Written task >> Every line with the string "liquid" should be gathered.

Data supplied >>
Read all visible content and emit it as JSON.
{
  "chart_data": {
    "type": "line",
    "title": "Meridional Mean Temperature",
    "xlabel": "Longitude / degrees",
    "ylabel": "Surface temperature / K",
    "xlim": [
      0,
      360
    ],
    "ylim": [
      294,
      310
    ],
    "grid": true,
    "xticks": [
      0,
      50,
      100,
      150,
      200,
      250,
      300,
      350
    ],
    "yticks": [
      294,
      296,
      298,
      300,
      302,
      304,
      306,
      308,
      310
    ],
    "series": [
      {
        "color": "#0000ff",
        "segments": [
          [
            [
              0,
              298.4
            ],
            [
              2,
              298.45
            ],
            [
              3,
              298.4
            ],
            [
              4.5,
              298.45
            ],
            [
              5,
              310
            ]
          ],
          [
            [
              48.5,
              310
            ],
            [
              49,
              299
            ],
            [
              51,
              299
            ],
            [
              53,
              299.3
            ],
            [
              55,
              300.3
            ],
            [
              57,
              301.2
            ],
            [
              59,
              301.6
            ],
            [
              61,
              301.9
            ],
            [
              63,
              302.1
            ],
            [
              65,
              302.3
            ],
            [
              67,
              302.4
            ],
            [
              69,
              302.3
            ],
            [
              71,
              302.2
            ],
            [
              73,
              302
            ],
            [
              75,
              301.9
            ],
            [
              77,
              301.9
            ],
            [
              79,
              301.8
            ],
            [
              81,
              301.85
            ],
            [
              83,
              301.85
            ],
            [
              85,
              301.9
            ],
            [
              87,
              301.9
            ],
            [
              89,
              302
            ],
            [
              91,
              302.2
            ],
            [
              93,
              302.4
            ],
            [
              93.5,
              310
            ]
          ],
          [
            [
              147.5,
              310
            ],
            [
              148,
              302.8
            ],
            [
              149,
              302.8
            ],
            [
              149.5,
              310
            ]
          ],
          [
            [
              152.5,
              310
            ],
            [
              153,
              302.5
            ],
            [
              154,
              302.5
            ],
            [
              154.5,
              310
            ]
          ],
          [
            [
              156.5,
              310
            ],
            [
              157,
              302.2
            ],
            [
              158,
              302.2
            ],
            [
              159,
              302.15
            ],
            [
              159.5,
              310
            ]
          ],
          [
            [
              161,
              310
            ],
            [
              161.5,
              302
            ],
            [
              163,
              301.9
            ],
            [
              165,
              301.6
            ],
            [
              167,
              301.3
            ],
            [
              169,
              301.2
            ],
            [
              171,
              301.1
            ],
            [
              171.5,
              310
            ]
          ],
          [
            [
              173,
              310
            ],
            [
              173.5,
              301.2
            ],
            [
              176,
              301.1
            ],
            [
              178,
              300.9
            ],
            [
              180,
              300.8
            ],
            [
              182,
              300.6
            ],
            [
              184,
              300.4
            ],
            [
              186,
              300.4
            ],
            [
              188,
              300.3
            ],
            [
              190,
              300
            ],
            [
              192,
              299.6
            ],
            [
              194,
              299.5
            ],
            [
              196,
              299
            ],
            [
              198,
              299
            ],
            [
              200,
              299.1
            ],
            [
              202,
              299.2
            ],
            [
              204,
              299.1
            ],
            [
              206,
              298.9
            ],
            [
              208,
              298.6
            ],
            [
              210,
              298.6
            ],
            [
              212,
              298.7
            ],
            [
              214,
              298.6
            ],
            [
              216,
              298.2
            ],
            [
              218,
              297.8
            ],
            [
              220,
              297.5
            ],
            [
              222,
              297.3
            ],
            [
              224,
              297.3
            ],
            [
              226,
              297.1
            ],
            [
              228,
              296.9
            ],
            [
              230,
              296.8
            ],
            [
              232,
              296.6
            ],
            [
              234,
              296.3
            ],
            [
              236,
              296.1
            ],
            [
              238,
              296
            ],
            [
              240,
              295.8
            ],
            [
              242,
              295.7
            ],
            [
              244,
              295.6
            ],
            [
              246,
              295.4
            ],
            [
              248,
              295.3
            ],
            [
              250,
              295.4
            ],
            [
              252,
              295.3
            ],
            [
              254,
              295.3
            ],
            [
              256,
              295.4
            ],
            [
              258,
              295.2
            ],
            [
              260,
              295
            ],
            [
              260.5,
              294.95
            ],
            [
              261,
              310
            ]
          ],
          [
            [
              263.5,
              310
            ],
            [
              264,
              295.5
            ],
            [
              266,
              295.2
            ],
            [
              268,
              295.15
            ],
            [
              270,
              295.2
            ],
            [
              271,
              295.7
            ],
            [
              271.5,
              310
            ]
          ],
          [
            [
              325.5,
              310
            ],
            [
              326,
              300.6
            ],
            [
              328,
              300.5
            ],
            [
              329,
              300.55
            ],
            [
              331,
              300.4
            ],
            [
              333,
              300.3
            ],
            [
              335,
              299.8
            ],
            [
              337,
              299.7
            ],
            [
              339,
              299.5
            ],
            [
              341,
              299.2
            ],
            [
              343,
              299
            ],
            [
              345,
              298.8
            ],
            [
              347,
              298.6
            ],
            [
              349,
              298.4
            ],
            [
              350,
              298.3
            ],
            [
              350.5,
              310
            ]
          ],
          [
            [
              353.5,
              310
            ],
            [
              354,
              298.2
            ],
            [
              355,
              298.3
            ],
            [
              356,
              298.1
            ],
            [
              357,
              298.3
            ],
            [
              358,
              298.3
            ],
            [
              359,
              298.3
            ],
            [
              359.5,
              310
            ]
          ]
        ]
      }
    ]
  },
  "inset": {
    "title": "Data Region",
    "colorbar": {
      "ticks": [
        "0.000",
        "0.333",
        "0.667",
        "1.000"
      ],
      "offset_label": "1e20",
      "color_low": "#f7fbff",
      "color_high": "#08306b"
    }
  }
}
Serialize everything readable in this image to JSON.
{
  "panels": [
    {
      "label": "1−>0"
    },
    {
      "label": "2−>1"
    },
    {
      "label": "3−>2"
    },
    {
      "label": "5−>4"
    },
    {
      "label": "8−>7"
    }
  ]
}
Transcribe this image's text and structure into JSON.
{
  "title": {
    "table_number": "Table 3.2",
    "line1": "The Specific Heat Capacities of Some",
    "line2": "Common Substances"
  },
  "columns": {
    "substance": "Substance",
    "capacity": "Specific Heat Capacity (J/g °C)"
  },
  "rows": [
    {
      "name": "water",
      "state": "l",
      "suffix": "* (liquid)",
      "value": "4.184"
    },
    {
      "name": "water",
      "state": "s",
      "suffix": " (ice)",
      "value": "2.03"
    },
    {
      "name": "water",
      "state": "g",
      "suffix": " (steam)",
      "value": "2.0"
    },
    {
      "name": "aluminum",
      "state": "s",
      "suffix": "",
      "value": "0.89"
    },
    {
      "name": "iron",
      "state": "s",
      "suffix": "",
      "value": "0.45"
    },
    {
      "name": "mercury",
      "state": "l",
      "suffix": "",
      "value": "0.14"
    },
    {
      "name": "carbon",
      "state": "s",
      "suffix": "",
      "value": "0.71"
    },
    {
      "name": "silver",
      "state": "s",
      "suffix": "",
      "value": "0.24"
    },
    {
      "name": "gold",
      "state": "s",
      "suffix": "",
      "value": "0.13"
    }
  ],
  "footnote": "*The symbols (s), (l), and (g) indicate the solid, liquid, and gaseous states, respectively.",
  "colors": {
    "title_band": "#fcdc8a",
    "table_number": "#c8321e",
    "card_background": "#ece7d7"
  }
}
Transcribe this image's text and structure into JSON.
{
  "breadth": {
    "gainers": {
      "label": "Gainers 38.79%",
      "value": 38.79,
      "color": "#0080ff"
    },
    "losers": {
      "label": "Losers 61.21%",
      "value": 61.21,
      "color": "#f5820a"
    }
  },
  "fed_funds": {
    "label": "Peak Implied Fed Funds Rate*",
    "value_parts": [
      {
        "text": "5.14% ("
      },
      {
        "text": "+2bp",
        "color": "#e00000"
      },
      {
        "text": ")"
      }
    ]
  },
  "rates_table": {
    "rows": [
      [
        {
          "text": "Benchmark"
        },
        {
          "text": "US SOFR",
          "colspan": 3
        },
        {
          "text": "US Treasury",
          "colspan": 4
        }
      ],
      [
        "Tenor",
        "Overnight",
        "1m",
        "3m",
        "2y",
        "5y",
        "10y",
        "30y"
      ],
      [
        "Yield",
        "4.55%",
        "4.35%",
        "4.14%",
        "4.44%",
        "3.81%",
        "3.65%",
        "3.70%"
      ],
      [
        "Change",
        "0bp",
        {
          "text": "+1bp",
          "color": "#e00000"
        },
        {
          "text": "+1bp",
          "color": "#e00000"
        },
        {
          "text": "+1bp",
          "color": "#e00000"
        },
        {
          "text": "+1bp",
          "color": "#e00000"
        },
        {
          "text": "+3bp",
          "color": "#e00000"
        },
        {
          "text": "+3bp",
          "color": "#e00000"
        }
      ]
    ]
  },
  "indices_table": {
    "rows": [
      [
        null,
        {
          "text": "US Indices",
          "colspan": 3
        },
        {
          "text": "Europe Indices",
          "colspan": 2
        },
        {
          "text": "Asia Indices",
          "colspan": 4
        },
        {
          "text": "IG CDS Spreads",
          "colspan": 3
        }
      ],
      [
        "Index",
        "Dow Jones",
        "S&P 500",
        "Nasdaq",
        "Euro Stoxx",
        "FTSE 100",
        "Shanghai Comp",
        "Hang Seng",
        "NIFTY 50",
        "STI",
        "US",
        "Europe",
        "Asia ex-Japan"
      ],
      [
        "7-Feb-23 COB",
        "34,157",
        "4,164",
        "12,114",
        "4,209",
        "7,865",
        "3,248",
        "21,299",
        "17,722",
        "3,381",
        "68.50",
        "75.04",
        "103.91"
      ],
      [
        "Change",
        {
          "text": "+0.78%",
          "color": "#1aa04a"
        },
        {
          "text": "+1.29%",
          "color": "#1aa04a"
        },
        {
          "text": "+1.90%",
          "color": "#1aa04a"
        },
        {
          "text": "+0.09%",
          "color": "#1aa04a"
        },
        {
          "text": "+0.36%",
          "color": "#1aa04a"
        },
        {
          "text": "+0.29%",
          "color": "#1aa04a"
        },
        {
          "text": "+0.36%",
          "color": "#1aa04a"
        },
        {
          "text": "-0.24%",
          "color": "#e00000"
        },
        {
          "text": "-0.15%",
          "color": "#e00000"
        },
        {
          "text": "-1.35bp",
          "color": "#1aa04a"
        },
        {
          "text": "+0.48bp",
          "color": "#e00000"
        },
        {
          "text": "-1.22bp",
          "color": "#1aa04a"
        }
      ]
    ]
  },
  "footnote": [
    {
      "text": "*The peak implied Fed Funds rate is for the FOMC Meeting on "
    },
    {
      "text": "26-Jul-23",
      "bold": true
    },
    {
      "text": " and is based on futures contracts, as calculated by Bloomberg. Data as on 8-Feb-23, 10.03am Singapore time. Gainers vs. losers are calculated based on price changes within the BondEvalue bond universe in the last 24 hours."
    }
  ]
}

Solution >>
      "suffix": "* (liquid)",
  "footnote": "*The symbols (s), (l), and (g) indicate the solid, liquid, and gaseous states, respectively.",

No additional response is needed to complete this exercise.